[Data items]
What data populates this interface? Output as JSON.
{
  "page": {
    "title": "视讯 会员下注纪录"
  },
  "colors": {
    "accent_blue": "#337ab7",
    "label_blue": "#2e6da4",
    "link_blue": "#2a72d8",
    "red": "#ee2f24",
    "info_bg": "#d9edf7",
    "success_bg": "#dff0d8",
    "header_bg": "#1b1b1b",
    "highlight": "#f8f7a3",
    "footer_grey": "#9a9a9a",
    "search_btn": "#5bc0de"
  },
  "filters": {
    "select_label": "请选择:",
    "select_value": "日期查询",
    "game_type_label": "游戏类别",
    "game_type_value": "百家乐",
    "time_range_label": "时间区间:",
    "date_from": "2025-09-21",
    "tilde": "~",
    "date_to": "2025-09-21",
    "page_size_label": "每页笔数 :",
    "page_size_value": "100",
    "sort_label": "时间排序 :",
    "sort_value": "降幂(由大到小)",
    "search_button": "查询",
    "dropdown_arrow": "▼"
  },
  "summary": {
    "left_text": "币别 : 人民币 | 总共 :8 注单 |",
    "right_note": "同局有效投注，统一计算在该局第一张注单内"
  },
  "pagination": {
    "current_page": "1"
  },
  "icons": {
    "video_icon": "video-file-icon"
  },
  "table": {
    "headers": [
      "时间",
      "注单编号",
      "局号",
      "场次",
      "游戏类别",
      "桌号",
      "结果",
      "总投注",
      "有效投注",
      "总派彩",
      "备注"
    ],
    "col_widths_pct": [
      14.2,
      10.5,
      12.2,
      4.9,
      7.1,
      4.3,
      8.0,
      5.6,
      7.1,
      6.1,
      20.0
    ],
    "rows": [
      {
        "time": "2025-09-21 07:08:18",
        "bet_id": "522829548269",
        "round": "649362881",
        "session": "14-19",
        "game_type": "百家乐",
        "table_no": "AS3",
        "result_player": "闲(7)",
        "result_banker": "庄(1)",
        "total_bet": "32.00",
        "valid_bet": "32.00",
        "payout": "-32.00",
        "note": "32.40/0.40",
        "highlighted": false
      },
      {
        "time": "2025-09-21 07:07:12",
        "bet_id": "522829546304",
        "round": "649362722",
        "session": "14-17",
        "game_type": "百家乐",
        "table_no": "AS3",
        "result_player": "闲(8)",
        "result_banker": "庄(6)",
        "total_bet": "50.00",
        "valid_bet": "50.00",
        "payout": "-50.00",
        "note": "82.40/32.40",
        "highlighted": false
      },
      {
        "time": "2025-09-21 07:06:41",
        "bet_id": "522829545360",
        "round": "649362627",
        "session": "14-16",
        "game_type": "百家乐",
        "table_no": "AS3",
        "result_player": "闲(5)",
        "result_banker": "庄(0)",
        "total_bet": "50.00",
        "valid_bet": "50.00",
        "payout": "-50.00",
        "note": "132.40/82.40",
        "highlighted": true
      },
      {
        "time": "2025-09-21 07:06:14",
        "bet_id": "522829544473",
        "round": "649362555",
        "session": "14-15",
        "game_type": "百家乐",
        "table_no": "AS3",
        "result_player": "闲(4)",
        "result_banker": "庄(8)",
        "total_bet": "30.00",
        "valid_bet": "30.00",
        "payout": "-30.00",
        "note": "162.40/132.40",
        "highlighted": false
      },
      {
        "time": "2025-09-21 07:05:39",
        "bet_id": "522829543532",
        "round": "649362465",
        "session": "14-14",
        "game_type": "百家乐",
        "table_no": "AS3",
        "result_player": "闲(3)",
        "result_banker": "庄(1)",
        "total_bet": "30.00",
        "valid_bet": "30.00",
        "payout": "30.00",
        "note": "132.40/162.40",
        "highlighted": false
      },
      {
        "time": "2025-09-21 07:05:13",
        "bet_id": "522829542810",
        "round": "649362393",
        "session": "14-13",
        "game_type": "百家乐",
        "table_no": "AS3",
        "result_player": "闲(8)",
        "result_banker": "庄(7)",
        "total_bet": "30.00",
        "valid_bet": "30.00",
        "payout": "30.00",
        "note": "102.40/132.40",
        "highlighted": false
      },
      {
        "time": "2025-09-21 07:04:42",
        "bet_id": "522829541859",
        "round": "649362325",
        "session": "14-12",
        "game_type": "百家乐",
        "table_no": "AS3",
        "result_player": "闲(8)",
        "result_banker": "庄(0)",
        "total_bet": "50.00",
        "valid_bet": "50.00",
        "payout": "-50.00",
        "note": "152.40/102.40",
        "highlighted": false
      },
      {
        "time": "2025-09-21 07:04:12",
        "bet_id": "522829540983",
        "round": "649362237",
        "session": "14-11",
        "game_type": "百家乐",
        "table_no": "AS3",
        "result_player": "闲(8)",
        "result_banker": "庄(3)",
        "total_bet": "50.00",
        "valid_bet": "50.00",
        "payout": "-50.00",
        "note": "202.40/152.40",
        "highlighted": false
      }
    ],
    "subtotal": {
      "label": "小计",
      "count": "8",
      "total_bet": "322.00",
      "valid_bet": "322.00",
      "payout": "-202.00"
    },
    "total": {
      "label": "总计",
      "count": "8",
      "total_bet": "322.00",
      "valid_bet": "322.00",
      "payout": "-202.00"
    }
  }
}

> **Exercise objective**:
Transcribe every record above exactly as it appears.

> **Task answer**:
What data populates this interface? Output as JSON.
{
  "page": {
    "title": "视讯 会员下注纪录"
  },
  "colors": {
    "accent_blue": "#337ab7",
    "label_blue": "#2e6da4",
    "link_blue": "#2a72d8",
    "red": "#ee2f24",
    "info_bg": "#d9edf7",
    "success_bg": "#dff0d8",
    "header_bg": "#1b1b1b",
    "highlight": "#f8f7a3",
    "footer_grey": "#9a9a9a",
    "search_btn": "#5bc0de"
  },
  "filters": {
    "select_label": "请选择:",
    "select_value": "日期查询",
    "game_type_label": "游戏类别",
    "game_type_value": "百家乐",
    "time_range_label": "时间区间:",
    "date_from": "2025-09-21",
    "tilde": "~",
    "date_to": "2025-09-21",
    "page_size_label": "每页笔数 :",
    "page_size_value": "100",
    "sort_label": "时间排序 :",
    "sort_value": "降幂(由大到小)",
    "search_button": "查询",
    "dropdown_arrow": "▼"
  },
  "summary": {
    "left_text": "币别 : 人民币 | 总共 :8 注单 |",
    "right_note": "同局有效投注，统一计算在该局第一张注单内"
  },
  "pagination": {
    "current_page": "1"
  },
  "icons": {
    "video_icon": "video-file-icon"
  },
  "table": {
    "headers": [
      "时间",
      "注单编号",
      "局号",
      "场次",
      "游戏类别",
      "桌号",
      "结果",
      "总投注",
      "有效投注",
      "总派彩",
      "备注"
    ],
    "col_widths_pct": [
      14.2,
      10.5,
      12.2,
      4.9,
      7.1,
      4.3,
      8.0,
      5.6,
      7.1,
      6.1,
      20.0
    ],
    "rows": [
      {
        "time": "2025-09-21 07:08:18",
        "bet_id": "522829548269",
        "round": "649362881",
        "session": "14-19",
        "game_type": "百家乐",
        "table_no": "AS3",
        "result_player": "闲(7)",
        "result_banker": "庄(1)",
        "total_bet": "32.00",
        "valid_bet": "32.00",
        "payout": "-32.00",
        "note": "32.40/0.40",
        "highlighted": false
      },
      {
        "time": "2025-09-21 07:07:12",
        "bet_id": "522829546304",
        "round": "649362722",
        "session": "14-17",
        "game_type": "百家乐",
        "table_no": "AS3",
        "result_player": "闲(8)",
        "result_banker": "庄(6)",
        "total_bet": "50.00",
        "valid_bet": "50.00",
        "payout": "-50.00",
        "note": "82.40/32.40",
        "highlighted": false
      },
      {
        "time": "2025-09-21 07:06:41",
        "bet_id": "522829545360",
        "round": "649362627",
        "session": "14-16",
        "game_type": "百家乐",
        "table_no": "AS3",
        "result_player": "闲(5)",
        "result_banker": "庄(0)",
        "total_bet": "50.00",
        "valid_bet": "50.00",
        "payout": "-50.00",
        "note": "132.40/82.40",
        "highlighted": true
      },
      {
        "time": "2025-09-21 07:06:14",
        "bet_id": "522829544473",
        "round": "649362555",
        "session": "14-15",
        "game_type": "百家乐",
        "table_no": "AS3",
        "result_player": "闲(4)",
        "result_banker": "庄(8)",
        "total_bet": "30.00",
        "valid_bet": "30.00",
        "payout": "-30.00",
        "note": "162.40/132.40",
        "highlighted": false
      },
      {
        "time": "2025-09-21 07:05:39",
        "bet_id": "522829543532",
        "round": "649362465",
        "session": "14-14",
        "game_type": "百家乐",
        "table_no": "AS3",
        "result_player": "闲(3)",
        "result_banker": "庄(1)",
        "total_bet": "30.00",
        "valid_bet": "30.00",
        "payout": "30.00",
        "note": "132.40/162.40",
        "highlighted": false
      },
      {
        "time": "2025-09-21 07:05:13",
        "bet_id": "522829542810",
        "round": "649362393",
        "session": "14-13",
        "game_type": "百家乐",
        "table_no": "AS3",
        "result_player": "闲(8)",
        "result_banker": "庄(7)",
        "total_bet": "30.00",
        "valid_bet": "30.00",
        "payout": "30.00",
        "note": "102.40/132.40",
        "highlighted": false
      },
      {
        "time": "2025-09-21 07:04:42",
        "bet_id": "522829541859",
        "round": "649362325",
        "session": "14-12",
        "game_type": "百家乐",
        "table_no": "AS3",
        "result_player": "闲(8)",
        "result_banker": "庄(0)",
        "total_bet": "50.00",
        "valid_bet": "50.00",
        "payout": "-50.00",
        "note": "152.40/102.40",
        "highlighted": false
      },
      {
        "time": "2025-09-21 07:04:12",
        "bet_id": "522829540983",
        "round": "649362237",
        "session": "14-11",
        "game_type": "百家乐",
        "table_no": "AS3",
        "result_player": "闲(8)",
        "result_banker": "庄(3)",
        "total_bet": "50.00",
        "valid_bet": "50.00",
        "payout": "-50.00",
        "note": "202.40/152.40",
        "highlighted": false
      }
    ],
    "subtotal": {
      "label": "小计",
      "count": "8",
      "total_bet": "322.00",
      "valid_bet": "322.00",
      "payout": "-202.00"
    },
    "total": {
      "label": "总计",
      "count": "8",
      "total_bet": "322.00",
      "valid_bet": "322.00",
      "payout": "-202.00"
    }
  }
}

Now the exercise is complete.